*Problem to work on*.
Extract each line of the material that follows exactly and omit its pictures.
** begin **
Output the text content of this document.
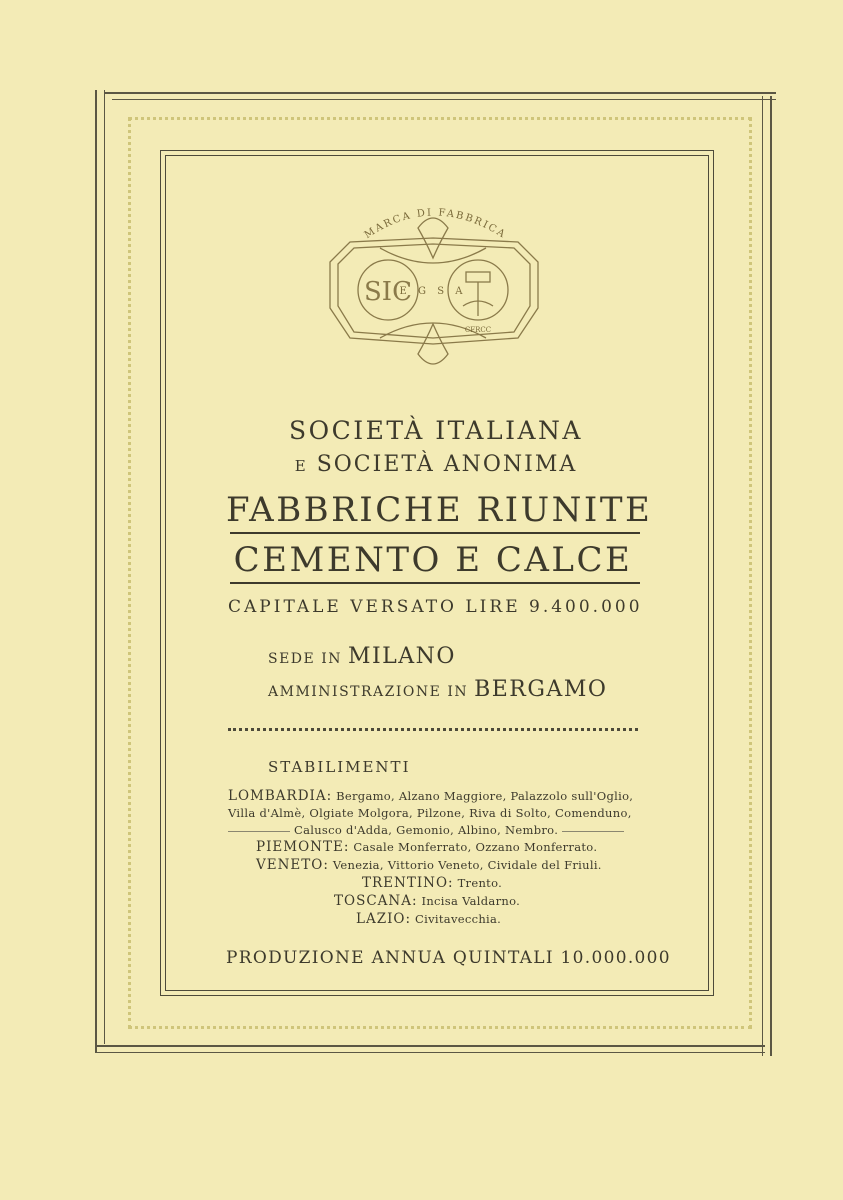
MARCA DI FABBRICA
SIC
E G S A
CFRCC
SOCIETÀ ITALIANA
E SOCIETÀ ANONIMA
FABBRICHE RIUNITE
CEMENTO E CALCE
CAPITALE VERSATO LIRE 9.400.000
SEDE IN MILANO
AMMINISTRAZIONE IN BERGAMO
STABILIMENTI
LOMBARDIA: Bergamo, Alzano Maggiore, Palazzolo sull'Oglio,
Villa d'Almè, Olgiate Molgora, Pilzone, Riva di Solto, Comenduno,
Calusco d'Adda, Gemonio, Albino, Nembro.
PIEMONTE: Casale Monferrato, Ozzano Monferrato.
VENETO: Venezia, Vittorio Veneto, Cividale del Friuli.
TRENTINO: Trento.
TOSCANA: Incisa Valdarno.
LAZIO: Civitavecchia.
PRODUZIONE ANNUA QUINTALI 10.000.000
** end **
*Problem solution*.
Output the text content of this document.
MARCA DI FABBRICA
SIC
E G S A
CFRCC
SOCIETÀ ITALIANA
E SOCIETÀ ANONIMA
FABBRICHE RIUNITE
CEMENTO E CALCE
CAPITALE VERSATO LIRE 9.400.000
SEDE IN MILANO
AMMINISTRAZIONE IN BERGAMO
STABILIMENTI
LOMBARDIA: Bergamo, Alzano Maggiore, Palazzolo sull'Oglio,
Villa d'Almè, Olgiate Molgora, Pilzone, Riva di Solto, Comenduno,
Calusco d'Adda, Gemonio, Albino, Nembro.
PIEMONTE: Casale Monferrato, Ozzano Monferrato.
VENETO: Venezia, Vittorio Veneto, Cividale del Friuli.
TRENTINO: Trento.
TOSCANA: Incisa Valdarno.
LAZIO: Civitavecchia.
PRODUZIONE ANNUA QUINTALI 10.000.000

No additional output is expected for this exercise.